STATED TASK:
For this exercise, repeat all of the material verbatim apart from its images.

DATA LISTING:
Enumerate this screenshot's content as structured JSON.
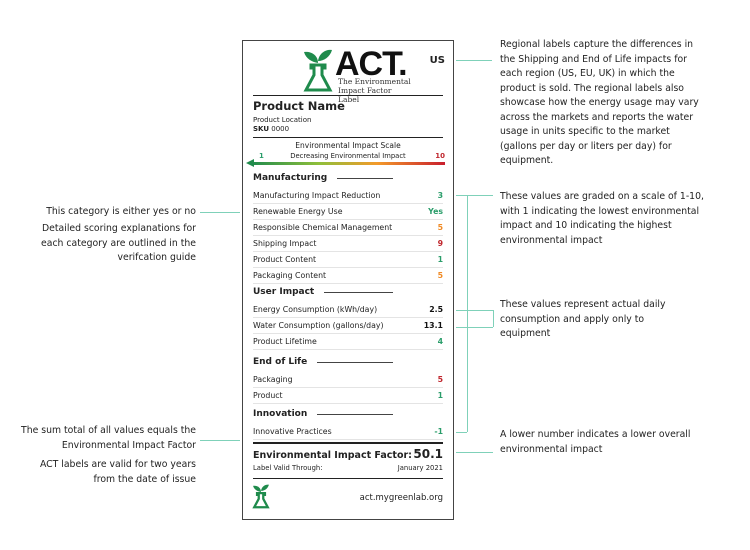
{
  "label": {
    "logo": {
      "text": "ACT.",
      "tagline_1": "The Environmental",
      "tagline_2": "Impact Factor Label"
    },
    "region": "US",
    "product_name": "Product Name",
    "product_location": "Product Location",
    "sku_label": "SKU",
    "sku_value": "0000",
    "scale": {
      "title": "Environmental Impact Scale",
      "subtitle": "Decreasing Environmental Impact",
      "low": "1",
      "high": "10"
    },
    "sections": [
      {
        "title": "Manufacturing",
        "rows": [
          {
            "label": "Manufacturing Impact Reduction",
            "value": "3",
            "color": "#2a9d6a"
          },
          {
            "label": "Renewable Energy Use",
            "value": "Yes",
            "color": "#2a9d6a"
          },
          {
            "label": "Responsible Chemical Management",
            "value": "5",
            "color": "#f08a24"
          },
          {
            "label": "Shipping Impact",
            "value": "9",
            "color": "#c0262d"
          },
          {
            "label": "Product Content",
            "value": "1",
            "color": "#2a9d6a"
          },
          {
            "label": "Packaging Content",
            "value": "5",
            "color": "#f08a24"
          }
        ]
      },
      {
        "title": "User Impact",
        "rows": [
          {
            "label": "Energy Consumption (kWh/day)",
            "value": "2.5",
            "color": "#111111"
          },
          {
            "label": "Water Consumption (gallons/day)",
            "value": "13.1",
            "color": "#111111"
          },
          {
            "label": "Product Lifetime",
            "value": "4",
            "color": "#2a9d6a"
          }
        ]
      },
      {
        "title": "End of Life",
        "rows": [
          {
            "label": "Packaging",
            "value": "5",
            "color": "#c0262d"
          },
          {
            "label": "Product",
            "value": "1",
            "color": "#2a9d6a"
          }
        ]
      },
      {
        "title": "Innovation",
        "rows": [
          {
            "label": "Innovative Practices",
            "value": "-1",
            "color": "#2a9d6a"
          }
        ]
      }
    ],
    "eif_label": "Environmental Impact Factor:",
    "eif_value": "50.1",
    "valid_label": "Label Valid Through:",
    "valid_value": "January 2021",
    "url": "act.mygreenlab.org"
  },
  "notes": {
    "yes_no": "This category is either yes or no",
    "scoring": "Detailed scoring explanations for each category are outlined in the verifcation guide",
    "sum": "The sum total of all values equals the Environmental Impact Factor",
    "valid": "ACT labels are valid for two years from the date of issue",
    "regional": "Regional labels capture the differences in the Shipping and End of Life impacts for each region (US, EU, UK) in which the product is sold. The regional labels also showcase how the energy usage may vary across the markets and reports the water usage in units specific to the market (gallons per day or liters per day) for equipment.",
    "graded": "These values are graded on a scale of 1-10, with 1 indicating the lowest environmental impact and 10 indicating the highest environmental impact",
    "actual": "These values represent actual daily consumption and apply only to equipment",
    "lower": "A lower number indicates a lower overall environmental impact"
  },
  "colors": {
    "green": "#1f8b4c",
    "connector": "#7fd1b9"
  }
}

FINAL RESULT:
Enumerate this screenshot's content as structured JSON.
{
  "label": {
    "logo": {
      "text": "ACT.",
      "tagline_1": "The Environmental",
      "tagline_2": "Impact Factor Label"
    },
    "region": "US",
    "product_name": "Product Name",
    "product_location": "Product Location",
    "sku_label": "SKU",
    "sku_value": "0000",
    "scale": {
      "title": "Environmental Impact Scale",
      "subtitle": "Decreasing Environmental Impact",
      "low": "1",
      "high": "10"
    },
    "sections": [
      {
        "title": "Manufacturing",
        "rows": [
          {
            "label": "Manufacturing Impact Reduction",
            "value": "3",
            "color": "#2a9d6a"
          },
          {
            "label": "Renewable Energy Use",
            "value": "Yes",
            "color": "#2a9d6a"
          },
          {
            "label": "Responsible Chemical Management",
            "value": "5",
            "color": "#f08a24"
          },
          {
            "label": "Shipping Impact",
            "value": "9",
            "color": "#c0262d"
          },
          {
            "label": "Product Content",
            "value": "1",
            "color": "#2a9d6a"
          },
          {
            "label": "Packaging Content",
            "value": "5",
            "color": "#f08a24"
          }
        ]
      },
      {
        "title": "User Impact",
        "rows": [
          {
            "label": "Energy Consumption (kWh/day)",
            "value": "2.5",
            "color": "#111111"
          },
          {
            "label": "Water Consumption (gallons/day)",
            "value": "13.1",
            "color": "#111111"
          },
          {
            "label": "Product Lifetime",
            "value": "4",
            "color": "#2a9d6a"
          }
        ]
      },
      {
        "title": "End of Life",
        "rows": [
          {
            "label": "Packaging",
            "value": "5",
            "color": "#c0262d"
          },
          {
            "label": "Product",
            "value": "1",
            "color": "#2a9d6a"
          }
        ]
      },
      {
        "title": "Innovation",
        "rows": [
          {
            "label": "Innovative Practices",
            "value": "-1",
            "color": "#2a9d6a"
          }
        ]
      }
    ],
    "eif_label": "Environmental Impact Factor:",
    "eif_value": "50.1",
    "valid_label": "Label Valid Through:",
    "valid_value": "January 2021",
    "url": "act.mygreenlab.org"
  },
  "notes": {
    "yes_no": "This category is either yes or no",
    "scoring": "Detailed scoring explanations for each category are outlined in the verifcation guide",
    "sum": "The sum total of all values equals the Environmental Impact Factor",
    "valid": "ACT labels are valid for two years from the date of issue",
    "regional": "Regional labels capture the differences in the Shipping and End of Life impacts for each region (US, EU, UK) in which the product is sold. The regional labels also showcase how the energy usage may vary across the markets and reports the water usage in units specific to the market (gallons per day or liters per day) for equipment.",
    "graded": "These values are graded on a scale of 1-10, with 1 indicating the lowest environmental impact and 10 indicating the highest environmental impact",
    "actual": "These values represent actual daily consumption and apply only to equipment",
    "lower": "A lower number indicates a lower overall environmental impact"
  },
  "colors": {
    "green": "#1f8b4c",
    "connector": "#7fd1b9"
  }
}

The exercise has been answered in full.